**Exercise input**
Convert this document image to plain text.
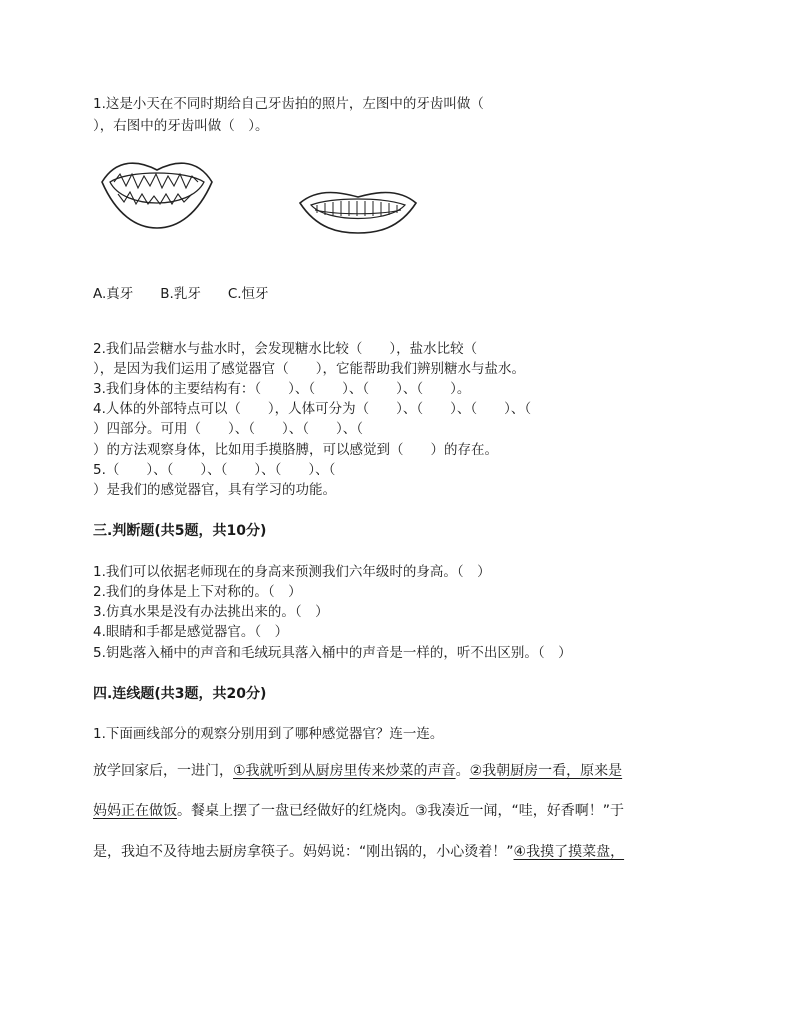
1.这是小天在不同时期给自己牙齿拍的照片，左图中的牙齿叫做（
），右图中的牙齿叫做（　）。
A.真牙　　B.乳牙　　C.恒牙
2.我们品尝糖水与盐水时，会发现糖水比较（　　），盐水比较（
），是因为我们运用了感觉器官（　　），它能帮助我们辨别糖水与盐水。
3.我们身体的主要结构有：（　　）、（　　）、（　　）、（　　）。
4.人体的外部特点可以（　　），人体可分为（　　）、（　　）、（　　）、（
）四部分。可用（　　）、（　　）、（　　）、（
）的方法观察身体，比如用手摸胳膊，可以感觉到（　　）的存在。
5.（　　）、（　　）、（　　）、（　　）、（
）是我们的感觉器官，具有学习的功能。
三.判断题(共5题，共10分)
1.我们可以依据老师现在的身高来预测我们六年级时的身高。（　）
2.我们的身体是上下对称的。（　）
3.仿真水果是没有办法挑出来的。（　）
4.眼睛和手都是感觉器官。（　）
5.钥匙落入桶中的声音和毛绒玩具落入桶中的声音是一样的，听不出区别。（　）
四.连线题(共3题，共20分)
1.下面画线部分的观察分别用到了哪种感觉器官？连一连。
放学回家后，一进门，①我就听到从厨房里传来炒菜的声音。②我朝厨房一看，原来是
妈妈正在做饭。餐桌上摆了一盘已经做好的红烧肉。③我凑近一闻，“哇，好香啊！”于
是，我迫不及待地去厨房拿筷子。妈妈说：“刚出锅的，小心烫着！”④我摸了摸菜盘，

**Written instruction**
Each entry must be retyped word for word, with every image omitted.

**Response to this exercise**
Convert this document image to plain text.
1.这是小天在不同时期给自己牙齿拍的照片，左图中的牙齿叫做（
），右图中的牙齿叫做（　）。
A.真牙　　B.乳牙　　C.恒牙
2.我们品尝糖水与盐水时，会发现糖水比较（　　），盐水比较（
），是因为我们运用了感觉器官（　　），它能帮助我们辨别糖水与盐水。
3.我们身体的主要结构有：（　　）、（　　）、（　　）、（　　）。
4.人体的外部特点可以（　　），人体可分为（　　）、（　　）、（　　）、（
）四部分。可用（　　）、（　　）、（　　）、（
）的方法观察身体，比如用手摸胳膊，可以感觉到（　　）的存在。
5.（　　）、（　　）、（　　）、（　　）、（
）是我们的感觉器官，具有学习的功能。
三.判断题(共5题，共10分)
1.我们可以依据老师现在的身高来预测我们六年级时的身高。（　）
2.我们的身体是上下对称的。（　）
3.仿真水果是没有办法挑出来的。（　）
4.眼睛和手都是感觉器官。（　）
5.钥匙落入桶中的声音和毛绒玩具落入桶中的声音是一样的，听不出区别。（　）
四.连线题(共3题，共20分)
1.下面画线部分的观察分别用到了哪种感觉器官？连一连。
放学回家后，一进门，①我就听到从厨房里传来炒菜的声音。②我朝厨房一看，原来是
妈妈正在做饭。餐桌上摆了一盘已经做好的红烧肉。③我凑近一闻，“哇，好香啊！”于
是，我迫不及待地去厨房拿筷子。妈妈说：“刚出锅的，小心烫着！”④我摸了摸菜盘，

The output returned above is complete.